→ **Stored data**
•••

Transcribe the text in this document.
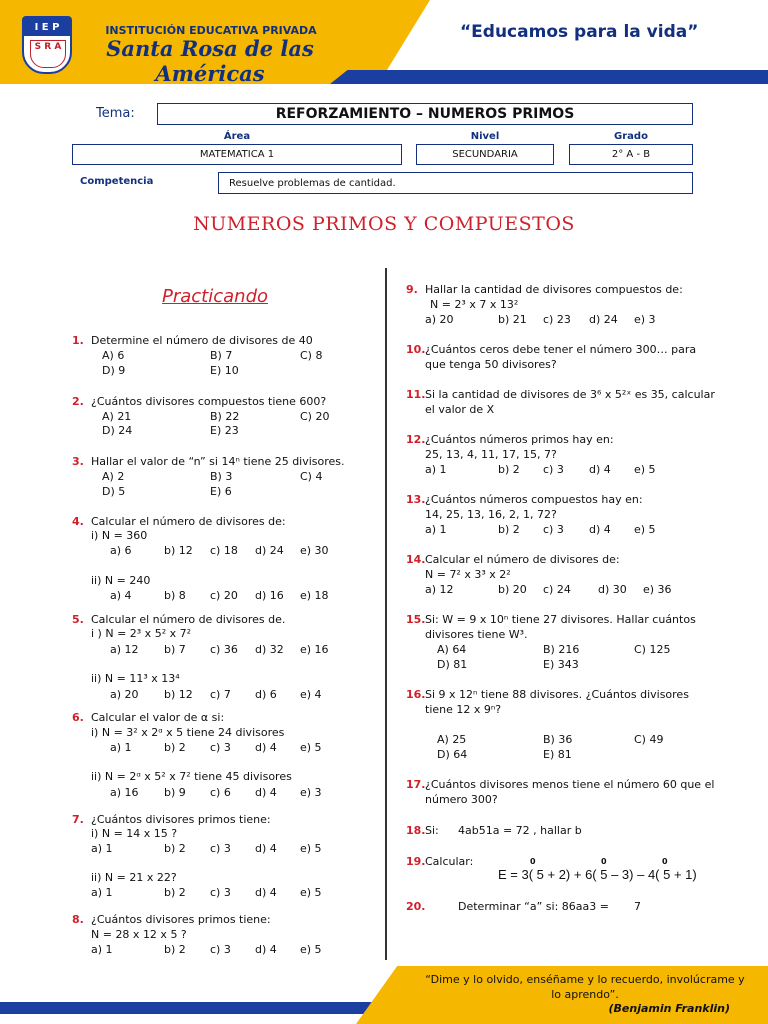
I E P
S R A
INSTITUCIÓN EDUCATIVA PRIVADA
Santa Rosa de las Américas
“Educamos para la vida”
Tema:	REFORZAMIENTO – NUMEROS PRIMOS
Área	Nivel	Grado
MATEMATICA 1	SECUNDARIA	2° A - B
Competencia	Resuelve problemas de cantidad.
NUMEROS PRIMOS Y COMPUESTOS
Practicando
1. Determine el número de divisores de 40
A) 6	B) 7	C) 8
D) 9	E) 10
2. ¿Cuántos divisores compuestos tiene 600?
A) 21	B) 22	C) 20
D) 24	E) 23
3. Hallar el valor de “n” si 14ⁿ tiene 25 divisores.
A) 2	B) 3	C) 4
D) 5	E) 6
4. Calcular el número de divisores de:
i) N = 360
a) 6	b) 12 c) 18 d) 24 e) 30
ii) N = 240
a) 4	b) 8 c) 20 d) 16 e) 18
5. Calcular el número de divisores de.
i ) N = 2³ x 5² x 7²
a) 12 b) 7 c) 36 d) 32 e) 16
ii) N = 11³ x 13⁴
a) 20 b) 12 c) 7 d) 6 e) 4
6. Calcular el valor de α si:
i) N = 3² x 2ᵅ x 5 tiene 24 divisores
a) 1	b) 2 c) 3 d) 4 e) 5
ii) N = 2ᵅ x 5² x 7² tiene 45 divisores
a) 16 b) 9 c) 6 d) 4 e) 3
7. ¿Cuántos divisores primos tiene:
i) N = 14 x 15 ?
a) 1	b) 2 c) 3 d) 4 e) 5
ii) N = 21 x 22?
a) 1	b) 2 c) 3 d) 4 e) 5
8. ¿Cuántos divisores primos tiene:
N = 28 x 12 x 5 ?
a) 1	b) 2 c) 3 d) 4 e) 5
9. Hallar la cantidad de divisores compuestos de:
N = 2³ x 7 x 13²
a) 20	b) 21 c) 23 d) 24 e) 3
10. ¿Cuántos ceros debe tener el número 300… para
que tenga 50 divisores?
11. Si la cantidad de divisores de 3⁶ x 5²ˣ es 35, calcular
el valor de X
12. ¿Cuántos números primos hay en:
25, 13, 4, 11, 17, 15, 7?
a) 1	b) 2 c) 3 d) 4 e) 5
13. ¿Cuántos números compuestos hay en:
14, 25, 13, 16, 2, 1, 72?
a) 1	b) 2 c) 3 d) 4 e) 5
14. Calcular el número de divisores de:
N = 7² x 3³ x 2²
a) 12	b) 20 c) 24 d) 30 e) 36
15. Si: W = 9 x 10ⁿ tiene 27 divisores. Hallar cuántos
divisores tiene W³.
A) 64	B) 216	C) 125
D) 81	E) 343
16. Si 9 x 12ⁿ tiene 88 divisores. ¿Cuántos divisores
tiene 12 x 9ⁿ?
A) 25	B) 36	C) 49
D) 64	E) 81
17. ¿Cuántos divisores menos tiene el número 60 que el
número 300?
18. Si: 4ab51a = 72 , hallar b
19. Calcular:	0	0	0
E = 3( 5 + 2) + 6( 5 – 3) – 4( 5 + 1)
20.	Determinar “a” si: 86aa3 = 7
“Dime y lo olvido, enséñame y lo recuerdo, involúcrame y lo aprendo”.
(Benjamin Franklin)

•••

→ **Goal of the exercise**
Each line with the string "cantidad" in it needs to be found and copied.

→ **Answer**
Competencia	Resuelve problemas de cantidad.
9. Hallar la cantidad de divisores compuestos de:
11. Si la cantidad de divisores de 3⁶ x 5²ˣ es 35, calcular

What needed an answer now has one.